How many lines in the entries below include the string "nuorten"? Answer with the number only.

____________________

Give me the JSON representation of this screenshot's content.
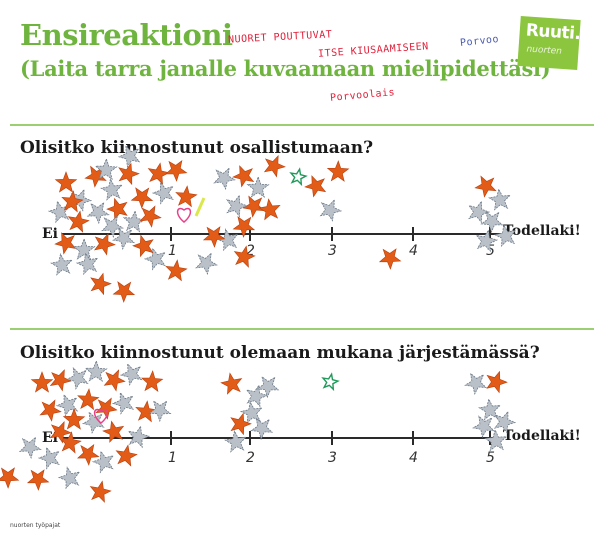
{
  "header": {
    "title": "Ensireaktioni",
    "subtitle": "(Laita tarra janalle kuvaamaan mielipidettäsi)"
  },
  "logo": {
    "text": "Ruuti.",
    "subtext": "nuorten"
  },
  "handwritten": {
    "line1": "NUORET POUTTUVAT",
    "line2": "ITSE KIUSAAMISEEN",
    "name1": "Porvoo",
    "name2": "Porvoolais"
  },
  "questions": [
    {
      "text": "Olisitko kiinnostunut osallistumaan?",
      "left_label": "Ei",
      "right_label": "Todellaki!",
      "ticks": [
        "1",
        "2",
        "3",
        "4",
        "5"
      ],
      "stickers": {
        "orange_count": 27,
        "silver_count": 27,
        "other_marks": [
          "pink-heart",
          "yellow-line",
          "green-star"
        ]
      }
    },
    {
      "text": "Olisitko kiinnostunut olemaan mukana järjestämässä?",
      "left_label": "Ei",
      "right_label": "Todellaki!",
      "ticks": [
        "1",
        "2",
        "3",
        "4",
        "5"
      ],
      "stickers": {
        "orange_count": 26,
        "silver_count": 26,
        "other_marks": [
          "pink-heart",
          "green-star"
        ]
      }
    }
  ],
  "footer": {
    "text": "nuorten työpajat"
  },
  "colors": {
    "title_green": "#6fb43f",
    "logo_green": "#8cc63f",
    "orange_star": "#e25c17",
    "silver_star": "#b9c0c8"
  }
}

____________________

*EXERCISE RESPONSE:* 2